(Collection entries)
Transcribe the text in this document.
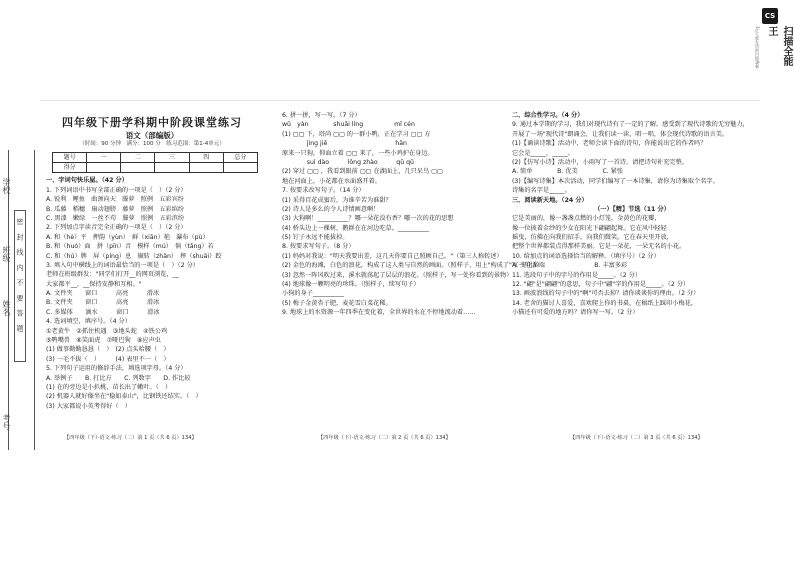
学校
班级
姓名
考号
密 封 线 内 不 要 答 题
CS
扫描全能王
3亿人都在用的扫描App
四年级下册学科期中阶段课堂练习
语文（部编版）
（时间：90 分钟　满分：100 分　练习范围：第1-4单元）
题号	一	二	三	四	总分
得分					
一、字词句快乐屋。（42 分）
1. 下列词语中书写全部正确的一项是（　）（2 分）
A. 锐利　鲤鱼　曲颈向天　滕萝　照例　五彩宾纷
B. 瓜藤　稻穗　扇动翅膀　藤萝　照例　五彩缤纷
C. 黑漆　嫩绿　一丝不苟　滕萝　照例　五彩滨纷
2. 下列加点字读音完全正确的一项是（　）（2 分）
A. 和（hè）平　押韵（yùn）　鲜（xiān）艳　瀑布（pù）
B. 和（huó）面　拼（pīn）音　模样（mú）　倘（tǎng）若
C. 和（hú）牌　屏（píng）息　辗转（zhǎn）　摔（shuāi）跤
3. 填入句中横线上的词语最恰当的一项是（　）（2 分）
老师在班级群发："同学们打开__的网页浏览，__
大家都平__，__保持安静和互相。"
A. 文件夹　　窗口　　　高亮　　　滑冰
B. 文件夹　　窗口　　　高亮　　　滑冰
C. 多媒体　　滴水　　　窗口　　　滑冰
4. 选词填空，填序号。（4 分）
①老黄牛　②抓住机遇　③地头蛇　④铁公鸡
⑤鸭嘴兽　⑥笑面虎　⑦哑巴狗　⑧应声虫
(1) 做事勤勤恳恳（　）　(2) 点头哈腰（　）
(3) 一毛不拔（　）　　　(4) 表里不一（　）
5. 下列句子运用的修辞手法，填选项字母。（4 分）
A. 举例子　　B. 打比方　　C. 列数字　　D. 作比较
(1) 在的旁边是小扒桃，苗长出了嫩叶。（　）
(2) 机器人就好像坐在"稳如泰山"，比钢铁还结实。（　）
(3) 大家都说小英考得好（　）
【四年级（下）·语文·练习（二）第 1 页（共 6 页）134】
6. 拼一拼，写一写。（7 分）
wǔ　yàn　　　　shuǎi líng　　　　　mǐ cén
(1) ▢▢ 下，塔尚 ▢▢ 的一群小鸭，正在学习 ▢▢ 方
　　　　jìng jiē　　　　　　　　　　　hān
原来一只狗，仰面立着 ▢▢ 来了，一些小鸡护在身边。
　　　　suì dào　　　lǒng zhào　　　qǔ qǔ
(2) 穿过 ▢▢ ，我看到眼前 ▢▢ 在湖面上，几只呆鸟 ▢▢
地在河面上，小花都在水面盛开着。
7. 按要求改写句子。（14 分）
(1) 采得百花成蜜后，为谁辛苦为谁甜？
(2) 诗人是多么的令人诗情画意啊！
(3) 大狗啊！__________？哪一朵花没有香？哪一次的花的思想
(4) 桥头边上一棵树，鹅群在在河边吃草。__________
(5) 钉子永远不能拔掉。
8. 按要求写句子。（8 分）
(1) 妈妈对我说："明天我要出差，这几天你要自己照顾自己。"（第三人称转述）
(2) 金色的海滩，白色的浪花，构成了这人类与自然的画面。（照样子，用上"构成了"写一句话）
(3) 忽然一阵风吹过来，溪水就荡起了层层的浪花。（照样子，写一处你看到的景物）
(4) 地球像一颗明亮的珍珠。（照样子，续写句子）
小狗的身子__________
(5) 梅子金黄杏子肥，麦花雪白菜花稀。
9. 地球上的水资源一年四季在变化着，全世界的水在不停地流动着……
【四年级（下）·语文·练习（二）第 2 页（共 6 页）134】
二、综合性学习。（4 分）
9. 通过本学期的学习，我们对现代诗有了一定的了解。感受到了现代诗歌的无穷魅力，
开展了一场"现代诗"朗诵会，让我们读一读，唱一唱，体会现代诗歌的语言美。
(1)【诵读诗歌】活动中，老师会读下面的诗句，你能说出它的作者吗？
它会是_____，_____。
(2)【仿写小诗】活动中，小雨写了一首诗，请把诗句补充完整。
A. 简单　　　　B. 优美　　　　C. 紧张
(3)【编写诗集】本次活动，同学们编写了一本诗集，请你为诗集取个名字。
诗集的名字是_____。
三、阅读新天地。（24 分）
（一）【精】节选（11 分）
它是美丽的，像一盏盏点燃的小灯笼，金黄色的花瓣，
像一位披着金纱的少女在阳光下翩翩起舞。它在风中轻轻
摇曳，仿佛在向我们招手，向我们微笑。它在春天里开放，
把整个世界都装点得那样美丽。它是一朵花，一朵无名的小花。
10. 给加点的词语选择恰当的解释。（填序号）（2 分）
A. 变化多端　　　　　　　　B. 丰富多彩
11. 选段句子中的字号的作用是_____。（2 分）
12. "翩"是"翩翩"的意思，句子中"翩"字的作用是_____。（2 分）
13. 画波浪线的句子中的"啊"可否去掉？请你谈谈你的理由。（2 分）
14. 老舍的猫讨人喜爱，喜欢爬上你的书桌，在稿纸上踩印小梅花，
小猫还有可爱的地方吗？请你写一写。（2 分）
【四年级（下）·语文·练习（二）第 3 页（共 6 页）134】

* * *

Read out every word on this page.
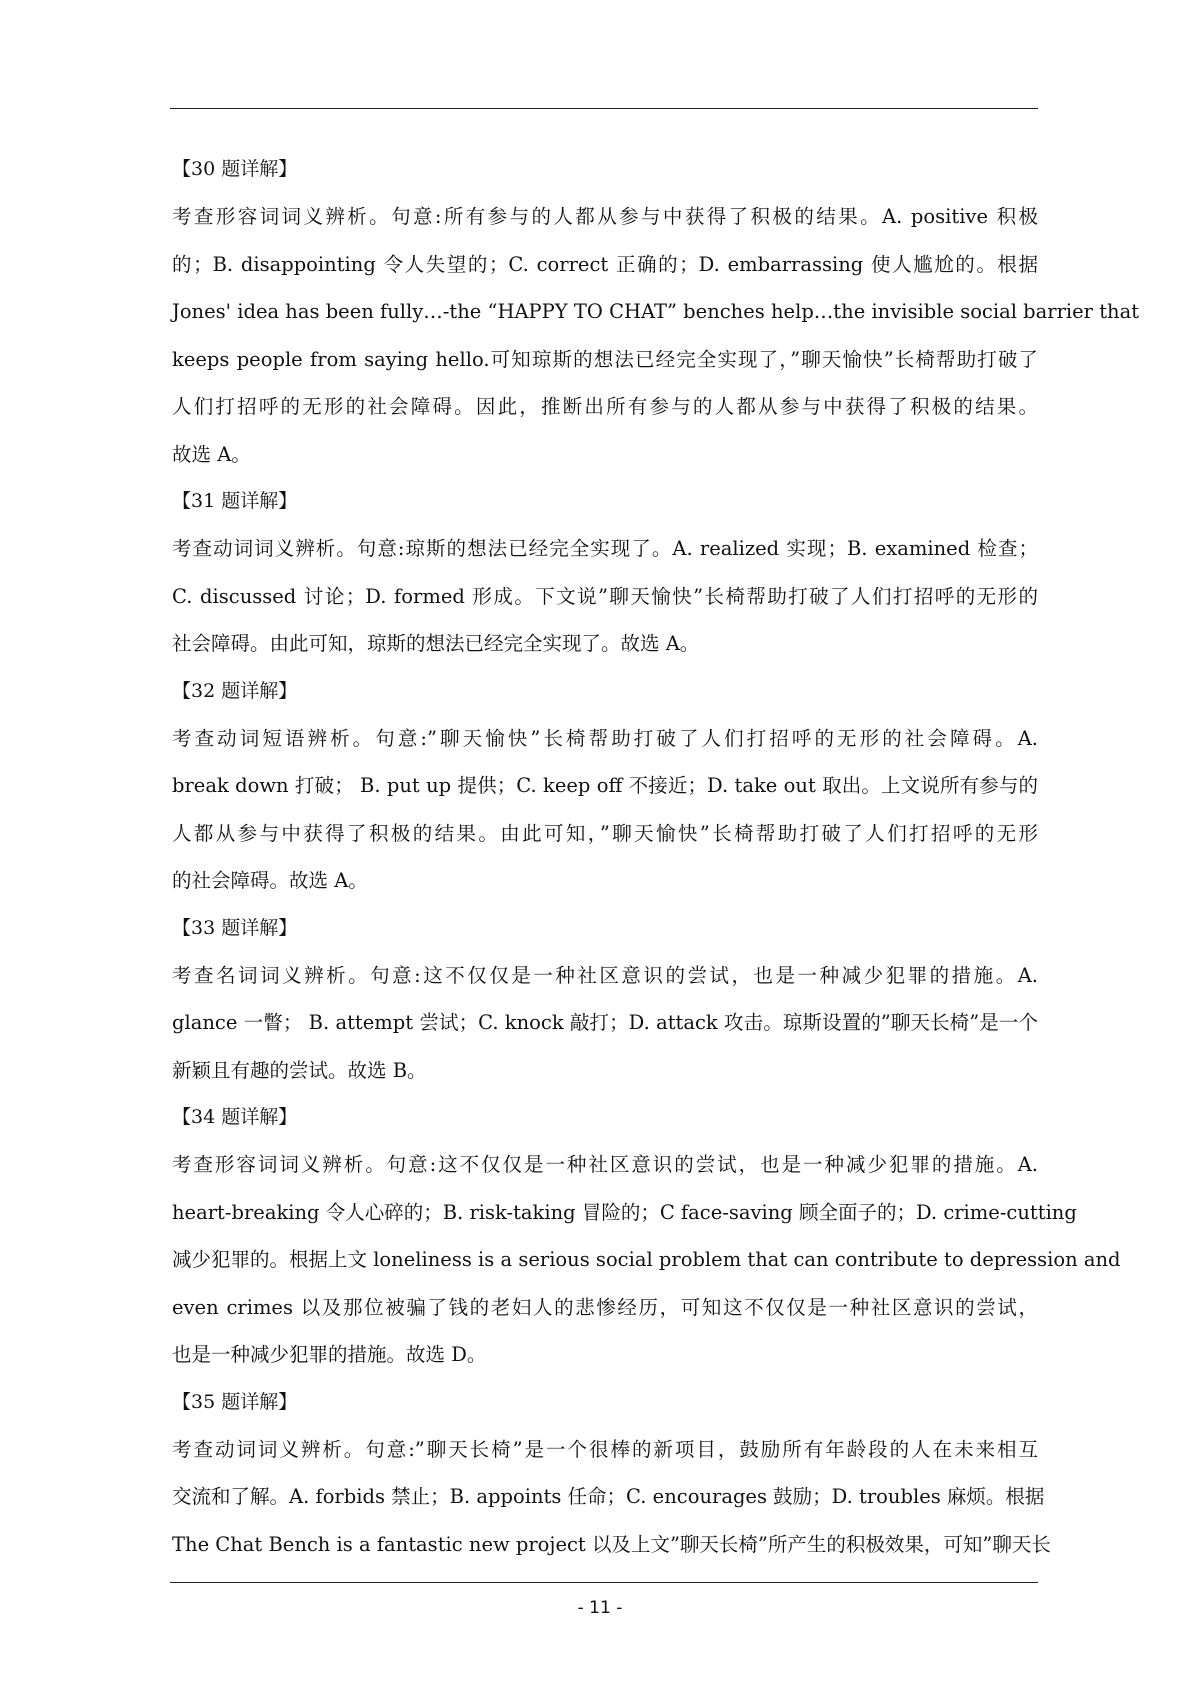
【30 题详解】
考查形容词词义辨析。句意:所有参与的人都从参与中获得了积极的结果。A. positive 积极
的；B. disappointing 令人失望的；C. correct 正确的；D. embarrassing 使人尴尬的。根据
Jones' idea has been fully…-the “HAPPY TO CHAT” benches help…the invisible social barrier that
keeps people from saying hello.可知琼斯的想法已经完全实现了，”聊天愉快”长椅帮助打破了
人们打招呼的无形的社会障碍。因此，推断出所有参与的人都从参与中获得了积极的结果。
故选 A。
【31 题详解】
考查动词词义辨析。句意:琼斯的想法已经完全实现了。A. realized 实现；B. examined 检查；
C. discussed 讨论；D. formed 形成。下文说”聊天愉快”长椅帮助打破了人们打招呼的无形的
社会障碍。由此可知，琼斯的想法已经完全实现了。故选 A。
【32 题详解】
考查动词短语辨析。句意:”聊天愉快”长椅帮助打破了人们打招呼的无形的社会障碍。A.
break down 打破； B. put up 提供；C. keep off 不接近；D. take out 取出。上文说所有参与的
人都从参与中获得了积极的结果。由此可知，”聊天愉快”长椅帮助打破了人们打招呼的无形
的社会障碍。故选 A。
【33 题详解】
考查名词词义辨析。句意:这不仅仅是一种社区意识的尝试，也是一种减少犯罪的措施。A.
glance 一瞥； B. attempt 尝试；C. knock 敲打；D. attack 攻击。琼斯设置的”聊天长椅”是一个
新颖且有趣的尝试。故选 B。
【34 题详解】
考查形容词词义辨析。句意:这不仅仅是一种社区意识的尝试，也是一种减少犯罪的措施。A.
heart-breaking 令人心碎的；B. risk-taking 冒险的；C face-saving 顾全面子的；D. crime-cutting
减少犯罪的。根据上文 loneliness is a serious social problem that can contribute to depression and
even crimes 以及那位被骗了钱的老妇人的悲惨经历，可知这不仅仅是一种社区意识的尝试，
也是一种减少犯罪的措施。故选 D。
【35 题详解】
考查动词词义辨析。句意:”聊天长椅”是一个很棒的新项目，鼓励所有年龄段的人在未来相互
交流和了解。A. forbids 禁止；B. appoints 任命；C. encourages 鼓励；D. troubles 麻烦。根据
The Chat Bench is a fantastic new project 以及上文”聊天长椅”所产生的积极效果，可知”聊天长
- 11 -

==

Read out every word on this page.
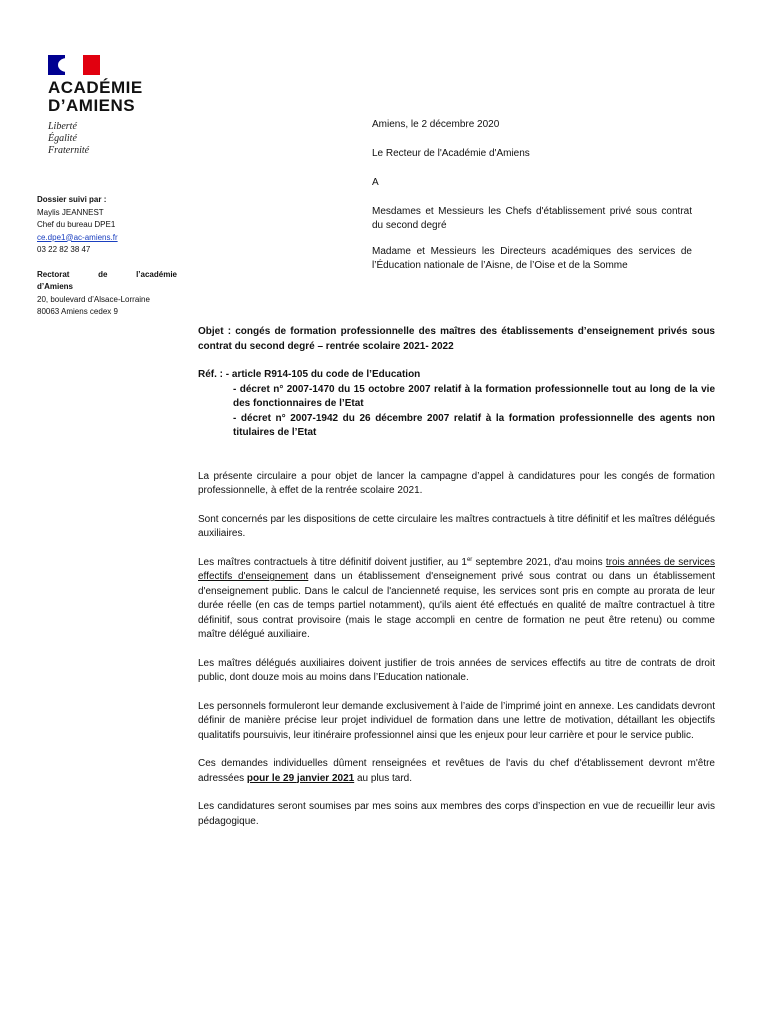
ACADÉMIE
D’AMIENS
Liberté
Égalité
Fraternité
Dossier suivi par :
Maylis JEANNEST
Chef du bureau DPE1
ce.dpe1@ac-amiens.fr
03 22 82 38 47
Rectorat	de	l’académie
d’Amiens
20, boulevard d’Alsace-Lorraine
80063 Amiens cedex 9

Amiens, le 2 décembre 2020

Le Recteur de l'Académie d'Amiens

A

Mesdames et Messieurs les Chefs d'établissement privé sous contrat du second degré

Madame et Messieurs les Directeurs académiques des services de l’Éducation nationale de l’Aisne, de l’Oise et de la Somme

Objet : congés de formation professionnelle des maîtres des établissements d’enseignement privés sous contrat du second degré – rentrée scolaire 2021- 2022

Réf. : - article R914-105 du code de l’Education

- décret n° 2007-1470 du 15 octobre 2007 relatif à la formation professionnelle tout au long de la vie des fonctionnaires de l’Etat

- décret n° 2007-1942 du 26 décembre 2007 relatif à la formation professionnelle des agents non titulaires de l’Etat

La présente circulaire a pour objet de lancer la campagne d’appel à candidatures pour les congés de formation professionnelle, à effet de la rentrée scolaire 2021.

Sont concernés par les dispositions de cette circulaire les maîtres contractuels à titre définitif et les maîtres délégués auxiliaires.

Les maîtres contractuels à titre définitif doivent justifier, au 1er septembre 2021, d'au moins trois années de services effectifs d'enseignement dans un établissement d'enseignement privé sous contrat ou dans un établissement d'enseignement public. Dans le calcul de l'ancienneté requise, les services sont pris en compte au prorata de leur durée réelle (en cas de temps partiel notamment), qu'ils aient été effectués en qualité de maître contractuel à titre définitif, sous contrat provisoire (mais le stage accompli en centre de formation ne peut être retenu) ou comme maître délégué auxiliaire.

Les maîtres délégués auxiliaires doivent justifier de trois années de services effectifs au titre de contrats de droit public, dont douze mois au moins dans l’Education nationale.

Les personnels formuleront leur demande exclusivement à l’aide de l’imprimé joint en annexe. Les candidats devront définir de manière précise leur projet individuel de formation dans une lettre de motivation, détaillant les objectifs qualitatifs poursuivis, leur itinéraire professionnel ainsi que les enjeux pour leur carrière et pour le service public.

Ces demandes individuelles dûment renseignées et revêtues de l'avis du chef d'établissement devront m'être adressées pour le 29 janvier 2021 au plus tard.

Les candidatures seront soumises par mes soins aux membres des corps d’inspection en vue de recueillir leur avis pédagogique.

DIRECTIVE: Of the lines in the material, how many hold the word "auxiliaires"? Reply with the number only.

EXERCISE ANSWER: 2